Saved entries:
********************

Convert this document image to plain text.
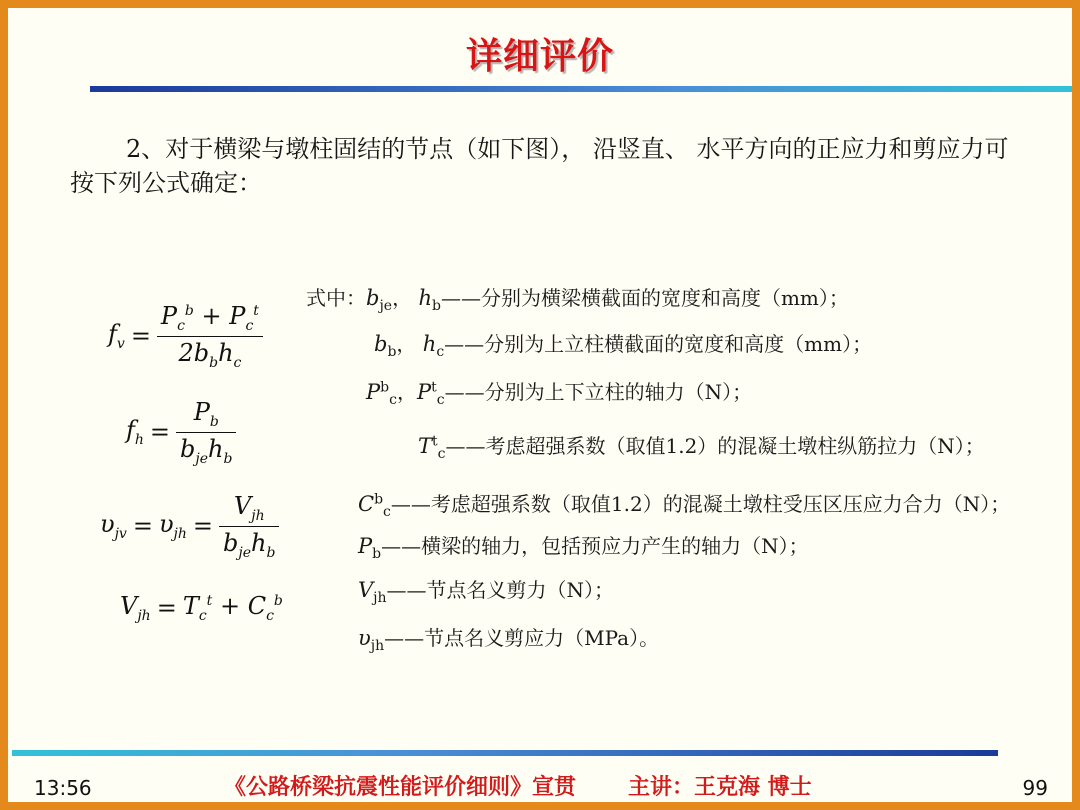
详细评价
2、对于横梁与墩柱固结的节点（如下图）， 沿竖直、 水平方向的正应力和剪应力可按下列公式确定：
$f_v = \frac{P_c^b + P_c^t}{2b_bh_c}$
$f_h = \frac{P_b}{b_{je}h_b}$
$\upsilon_{jv} = \upsilon_{jh} = \frac{V_{jh}}{b_{je}h_b}$
$V_{jh} = T_c^t + C_c^b$
式中：$b_{je}$， $h_b——$分别为横梁横截面的宽度和高度（mm）；
$b_b$， $h_c——$分别为上立柱横截面的宽度和高度（mm）；
$P^b_c$，$P^t_c——$分别为上下立柱的轴力（N）；
$T^t_c——$考虑超强系数（取值1.2）的混凝土墩柱纵筋拉力（N）；
$C^b_c——$考虑超强系数（取值1.2）的混凝土墩柱受压区压应力合力（N）；
$P_b——$横梁的轴力，包括预应力产生的轴力（N）；
$V_{jh}——$节点名义剪力（N）；
$\upsilon_{jh}——$节点名义剪应力（MPa）。
13:56	《公路桥梁抗震性能评价细则》宣贯 主讲：王克海 博士	99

********************

Challenge | Every entry must be written out exactly, with all pictures left out.

Solution to the exercise |
Convert this document image to plain text.
详细评价
2、对于横梁与墩柱固结的节点（如下图）， 沿竖直、 水平方向的正应力和剪应力可按下列公式确定：
$f_v = \frac{P_c^b + P_c^t}{2b_bh_c}$
$f_h = \frac{P_b}{b_{je}h_b}$
$\upsilon_{jv} = \upsilon_{jh} = \frac{V_{jh}}{b_{je}h_b}$
$V_{jh} = T_c^t + C_c^b$
式中：$b_{je}$， $h_b——$分别为横梁横截面的宽度和高度（mm）；
$b_b$， $h_c——$分别为上立柱横截面的宽度和高度（mm）；
$P^b_c$，$P^t_c——$分别为上下立柱的轴力（N）；
$T^t_c——$考虑超强系数（取值1.2）的混凝土墩柱纵筋拉力（N）；
$C^b_c——$考虑超强系数（取值1.2）的混凝土墩柱受压区压应力合力（N）；
$P_b——$横梁的轴力，包括预应力产生的轴力（N）；
$V_{jh}——$节点名义剪力（N）；
$\upsilon_{jh}——$节点名义剪应力（MPa）。
13:56	《公路桥梁抗震性能评价细则》宣贯 主讲：王克海 博士	99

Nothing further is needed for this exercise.